## Work to complete
Pick out all lines of the entries that include the word "estudio" and copy them.

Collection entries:

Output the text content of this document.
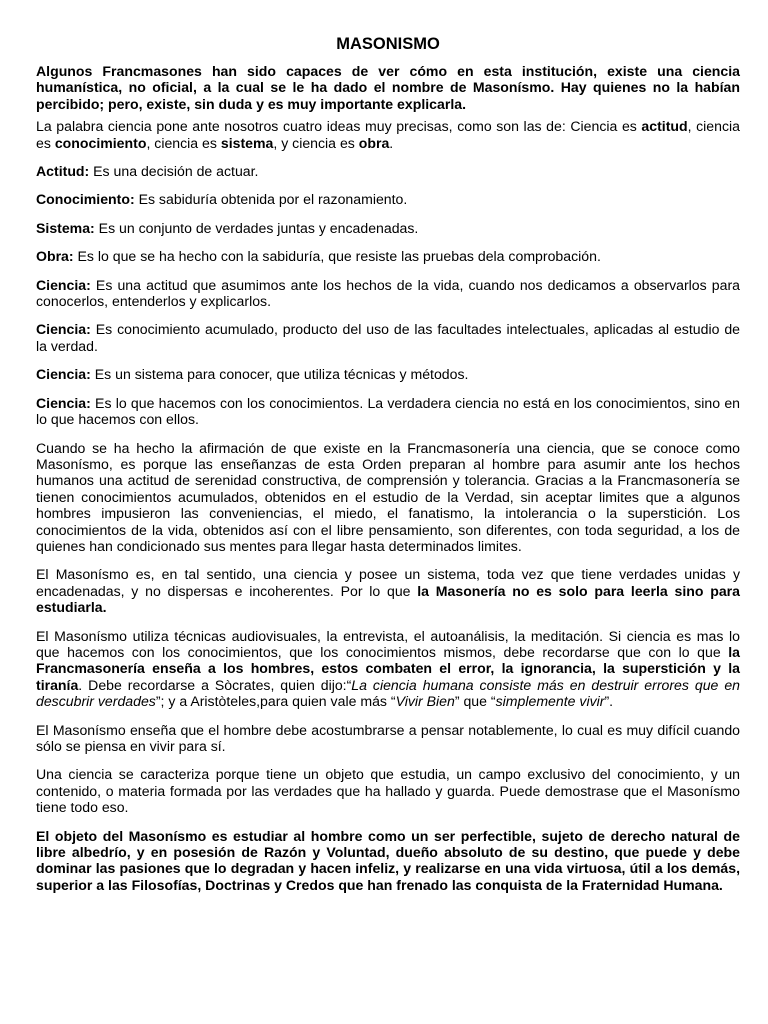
MASONISMO

Algunos Francmasones han sido capaces de ver cómo en esta institución, existe una ciencia humanística, no oficial, a la cual se le ha dado el nombre de Masonísmo. Hay quienes no la habían percibido; pero, existe, sin duda y es muy importante explicarla.

La palabra ciencia pone ante nosotros cuatro ideas muy precisas, como son las de: Ciencia es actitud, ciencia es conocimiento, ciencia es sistema, y ciencia es obra.

Actitud: Es una decisión de actuar.

Conocimiento: Es sabiduría obtenida por el razonamiento.

Sistema: Es un conjunto de verdades juntas y encadenadas.

Obra: Es lo que se ha hecho con la sabiduría, que resiste las pruebas dela comprobación.

Ciencia: Es una actitud que asumimos ante los hechos de la vida, cuando nos dedicamos a observarlos para conocerlos, entenderlos y explicarlos.

Ciencia: Es conocimiento acumulado, producto del uso de las facultades intelectuales, aplicadas al estudio de la verdad.

Ciencia: Es un sistema para conocer, que utiliza técnicas y métodos.

Ciencia: Es lo que hacemos con los conocimientos. La verdadera ciencia no está en los conocimientos, sino en lo que hacemos con ellos.

Cuando se ha hecho la afirmación de que existe en la Francmasonería una ciencia, que se conoce como Masonísmo, es porque las enseñanzas de esta Orden preparan al hombre para asumir ante los hechos humanos una actitud de serenidad constructiva, de comprensión y tolerancia. Gracias a la Francmasonería se tienen conocimientos acumulados, obtenidos en el estudio de la Verdad, sin aceptar limites que a algunos hombres impusieron las conveniencias, el miedo, el fanatismo, la intolerancia o la superstición. Los conocimientos de la vida, obtenidos así con el libre pensamiento, son diferentes, con toda seguridad, a los de quienes han condicionado sus mentes para llegar hasta determinados limites.

El Masonísmo es, en tal sentido, una ciencia y posee un sistema, toda vez que tiene verdades unidas y encadenadas, y no dispersas e incoherentes. Por lo que la Masonería no es solo para leerla sino para estudiarla.

El Masonísmo utiliza técnicas audiovisuales, la entrevista, el autoanálisis, la meditación. Si ciencia es mas lo que hacemos con los conocimientos, que los conocimientos mismos, debe recordarse que con lo que la Francmasonería enseña a los hombres, estos combaten el error, la ignorancia, la superstición y la tiranía. Debe recordarse a Sòcrates, quien dijo:“La ciencia humana consiste más en destruir errores que en descubrir verdades”; y a Aristòteles,para quien vale más “Vivir Bien” que “simplemente vivir”.

El Masonísmo enseña que el hombre debe acostumbrarse a pensar notablemente, lo cual es muy difícil cuando sólo se piensa en vivir para sí.

Una ciencia se caracteriza porque tiene un objeto que estudia, un campo exclusivo del conocimiento, y un contenido, o materia formada por las verdades que ha hallado y guarda. Puede demostrase que el Masonísmo tiene todo eso.

El objeto del Masonísmo es estudiar al hombre como un ser perfectible, sujeto de derecho natural de libre albedrío, y en posesión de Razón y Voluntad, dueño absoluto de su destino, que puede y debe dominar las pasiones que lo degradan y hacen infeliz, y realizarse en una vida virtuosa, útil a los demás, superior a las Filosofías, Doctrinas y Credos que han frenado las conquista de la Fraternidad Humana.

## The solution
Ciencia: Es conocimiento acumulado, producto del uso de las facultades intelectuales, aplicadas al estudio de la verdad.
Cuando se ha hecho la afirmación de que existe en la Francmasonería una ciencia, que se conoce como Masonísmo, es porque las enseñanzas de esta Orden preparan al hombre para asumir ante los hechos humanos una actitud de serenidad constructiva, de comprensión y tolerancia. Gracias a la Francmasonería se tienen conocimientos acumulados, obtenidos en el estudio de la Verdad, sin aceptar limites que a algunos hombres impusieron las conveniencias, el miedo, el fanatismo, la intolerancia o la superstición. Los conocimientos de la vida, obtenidos así con el libre pensamiento, son diferentes, con toda seguridad, a los de quienes han condicionado sus mentes para llegar hasta determinados limites.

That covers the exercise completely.